## Data lines
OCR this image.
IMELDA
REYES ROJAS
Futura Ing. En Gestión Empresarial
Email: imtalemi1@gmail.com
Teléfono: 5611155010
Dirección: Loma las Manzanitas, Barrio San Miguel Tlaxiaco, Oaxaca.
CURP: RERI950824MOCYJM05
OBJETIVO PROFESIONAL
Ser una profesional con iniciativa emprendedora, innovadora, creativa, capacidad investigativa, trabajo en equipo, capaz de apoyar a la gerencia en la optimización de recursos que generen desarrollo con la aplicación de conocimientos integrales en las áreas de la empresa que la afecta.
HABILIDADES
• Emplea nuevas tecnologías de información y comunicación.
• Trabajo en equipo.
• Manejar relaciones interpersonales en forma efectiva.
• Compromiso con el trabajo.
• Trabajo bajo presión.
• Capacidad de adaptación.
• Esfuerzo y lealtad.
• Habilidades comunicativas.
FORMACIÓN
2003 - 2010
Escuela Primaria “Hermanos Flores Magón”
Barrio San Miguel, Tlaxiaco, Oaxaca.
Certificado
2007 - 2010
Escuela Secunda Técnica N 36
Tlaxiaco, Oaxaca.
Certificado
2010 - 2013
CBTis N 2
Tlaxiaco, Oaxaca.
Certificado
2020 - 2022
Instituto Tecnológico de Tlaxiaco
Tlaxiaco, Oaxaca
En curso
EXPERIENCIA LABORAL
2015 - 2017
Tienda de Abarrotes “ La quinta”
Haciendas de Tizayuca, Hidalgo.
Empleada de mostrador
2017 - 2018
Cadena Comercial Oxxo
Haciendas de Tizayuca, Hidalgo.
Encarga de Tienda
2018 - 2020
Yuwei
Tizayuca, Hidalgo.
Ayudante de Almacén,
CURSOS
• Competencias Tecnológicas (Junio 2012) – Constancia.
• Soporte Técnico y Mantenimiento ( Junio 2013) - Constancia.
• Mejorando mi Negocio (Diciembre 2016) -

## Exercise directions
Return each line of the records above exactly as it reads.

## Answer
OCR this image.
IMELDA
REYES ROJAS
Futura Ing. En Gestión Empresarial
Email: imtalemi1@gmail.com
Teléfono: 5611155010
Dirección: Loma las Manzanitas, Barrio San Miguel Tlaxiaco, Oaxaca.
CURP: RERI950824MOCYJM05
OBJETIVO PROFESIONAL
Ser una profesional con iniciativa emprendedora, innovadora, creativa, capacidad investigativa, trabajo en equipo, capaz de apoyar a la gerencia en la optimización de recursos que generen desarrollo con la aplicación de conocimientos integrales en las áreas de la empresa que la afecta.
HABILIDADES
• Emplea nuevas tecnologías de información y comunicación.
• Trabajo en equipo.
• Manejar relaciones interpersonales en forma efectiva.
• Compromiso con el trabajo.
• Trabajo bajo presión.
• Capacidad de adaptación.
• Esfuerzo y lealtad.
• Habilidades comunicativas.
FORMACIÓN
2003 - 2010
Escuela Primaria “Hermanos Flores Magón”
Barrio San Miguel, Tlaxiaco, Oaxaca.
Certificado
2007 - 2010
Escuela Secunda Técnica N 36
Tlaxiaco, Oaxaca.
Certificado
2010 - 2013
CBTis N 2
Tlaxiaco, Oaxaca.
Certificado
2020 - 2022
Instituto Tecnológico de Tlaxiaco
Tlaxiaco, Oaxaca
En curso
EXPERIENCIA LABORAL
2015 - 2017
Tienda de Abarrotes “ La quinta”
Haciendas de Tizayuca, Hidalgo.
Empleada de mostrador
2017 - 2018
Cadena Comercial Oxxo
Haciendas de Tizayuca, Hidalgo.
Encarga de Tienda
2018 - 2020
Yuwei
Tizayuca, Hidalgo.
Ayudante de Almacén,
CURSOS
• Competencias Tecnológicas (Junio 2012) – Constancia.
• Soporte Técnico y Mantenimiento ( Junio 2013) - Constancia.
• Mejorando mi Negocio (Diciembre 2016) -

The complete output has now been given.